PROVIDED PASSAGE:

OTP, 2FA, VPN, SQL, Bluetooth5, SAFE Network, IoT, ORM, PowerShell
Post date: May 14, 2017 3:52:53 AM
- Just so many web stores have lost sales to me, because they require paper backed OTP tokens. Which I'm not naturally carrying with me. Whenever I want to buy something, everything goes well, and I'm ready to purchase until. You have to provide this strong secure authentication to confirm purchase. - In many cases especially if buying something not so important, this means I'm not going to return ever again. Lost sales, due making the purchase process too complex and annoying to the customer. - Why I'm blogging about this again? - Well, there was some stuff on offer which I would have liked to buy, but nope. They made it too hard, so I dropped the purchase. And when I have the paper backed OTP codes, it's too late. Good thing I just saved couple of hundreds of euros, but not buying that stuff. - From conscious purchase point of view that's awesome. People should always first pre-book everything, they want. Then spent a week thinking if they really need it, and then confirm the purchase week later. - It would be just so smart. No more impulse buying junk you don't really need.

LIST OF TASKS:
- A) Before buying something, what steps does the post say people should follow?
- B) Can you summarize the post in two sentences?
Answer using only the post.

Document understanding data:
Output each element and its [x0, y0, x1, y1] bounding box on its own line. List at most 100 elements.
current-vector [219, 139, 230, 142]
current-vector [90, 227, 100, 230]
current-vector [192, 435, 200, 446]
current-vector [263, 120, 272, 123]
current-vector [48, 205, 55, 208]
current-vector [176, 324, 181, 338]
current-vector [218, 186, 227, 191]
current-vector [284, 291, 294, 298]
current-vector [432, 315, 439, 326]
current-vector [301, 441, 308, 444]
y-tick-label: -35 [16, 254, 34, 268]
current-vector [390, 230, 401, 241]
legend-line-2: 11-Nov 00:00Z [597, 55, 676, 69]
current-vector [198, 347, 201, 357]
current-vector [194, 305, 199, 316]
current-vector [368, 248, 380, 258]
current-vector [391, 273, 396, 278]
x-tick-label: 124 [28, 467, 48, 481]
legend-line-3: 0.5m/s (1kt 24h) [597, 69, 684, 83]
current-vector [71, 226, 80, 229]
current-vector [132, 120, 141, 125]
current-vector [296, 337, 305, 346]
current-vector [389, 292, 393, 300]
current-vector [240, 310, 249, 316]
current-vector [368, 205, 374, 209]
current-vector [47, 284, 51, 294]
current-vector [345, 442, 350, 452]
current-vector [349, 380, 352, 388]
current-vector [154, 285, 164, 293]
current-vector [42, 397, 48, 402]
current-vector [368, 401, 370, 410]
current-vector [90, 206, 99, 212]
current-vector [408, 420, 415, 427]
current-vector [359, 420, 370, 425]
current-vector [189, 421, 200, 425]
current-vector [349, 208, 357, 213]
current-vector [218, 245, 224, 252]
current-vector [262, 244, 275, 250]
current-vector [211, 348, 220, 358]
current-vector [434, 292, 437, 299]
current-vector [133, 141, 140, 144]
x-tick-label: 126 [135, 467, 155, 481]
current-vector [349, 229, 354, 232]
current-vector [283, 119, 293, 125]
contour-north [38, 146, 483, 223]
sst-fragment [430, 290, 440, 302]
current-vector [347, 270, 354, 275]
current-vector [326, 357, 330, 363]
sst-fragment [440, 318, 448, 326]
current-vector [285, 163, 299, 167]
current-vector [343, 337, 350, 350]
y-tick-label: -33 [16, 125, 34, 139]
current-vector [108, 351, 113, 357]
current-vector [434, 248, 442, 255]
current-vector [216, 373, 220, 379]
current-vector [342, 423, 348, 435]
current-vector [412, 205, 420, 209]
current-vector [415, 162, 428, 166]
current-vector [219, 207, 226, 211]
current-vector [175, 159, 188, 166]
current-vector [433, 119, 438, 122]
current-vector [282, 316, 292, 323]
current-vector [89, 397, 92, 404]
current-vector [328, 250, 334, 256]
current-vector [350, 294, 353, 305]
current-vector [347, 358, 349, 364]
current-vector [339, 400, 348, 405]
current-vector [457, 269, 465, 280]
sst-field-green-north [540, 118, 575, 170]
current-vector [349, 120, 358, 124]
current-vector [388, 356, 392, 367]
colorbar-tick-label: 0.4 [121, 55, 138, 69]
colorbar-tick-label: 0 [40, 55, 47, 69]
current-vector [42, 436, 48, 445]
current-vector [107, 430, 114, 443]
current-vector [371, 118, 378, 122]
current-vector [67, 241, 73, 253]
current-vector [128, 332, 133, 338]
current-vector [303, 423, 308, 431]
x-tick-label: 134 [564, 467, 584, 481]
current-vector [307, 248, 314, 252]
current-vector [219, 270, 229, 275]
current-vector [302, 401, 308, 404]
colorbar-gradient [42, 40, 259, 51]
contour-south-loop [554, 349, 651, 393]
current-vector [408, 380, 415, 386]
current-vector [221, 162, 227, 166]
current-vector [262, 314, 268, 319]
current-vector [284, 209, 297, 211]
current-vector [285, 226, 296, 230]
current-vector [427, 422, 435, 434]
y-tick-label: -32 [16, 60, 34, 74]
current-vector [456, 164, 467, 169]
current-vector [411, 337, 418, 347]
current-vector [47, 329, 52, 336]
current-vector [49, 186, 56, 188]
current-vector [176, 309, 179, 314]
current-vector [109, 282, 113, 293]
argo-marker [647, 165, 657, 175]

ANSWERS FOR THE TASKS:
- A)
- Pre-book everything they want.
- Spend a week thinking about whether they really need it.
- Confirm the purchase a week later.

- B) Many web stores have lost sales to the writer because they require paper-backed OTP tokens to confirm a purchase, and this added complexity often means the writer never returns. After dropping one such purchase and saving a couple of hundred euros, the writer suggests that people pre-book what they want, think about it for a week, and only then confirm, so they stop impulse buying.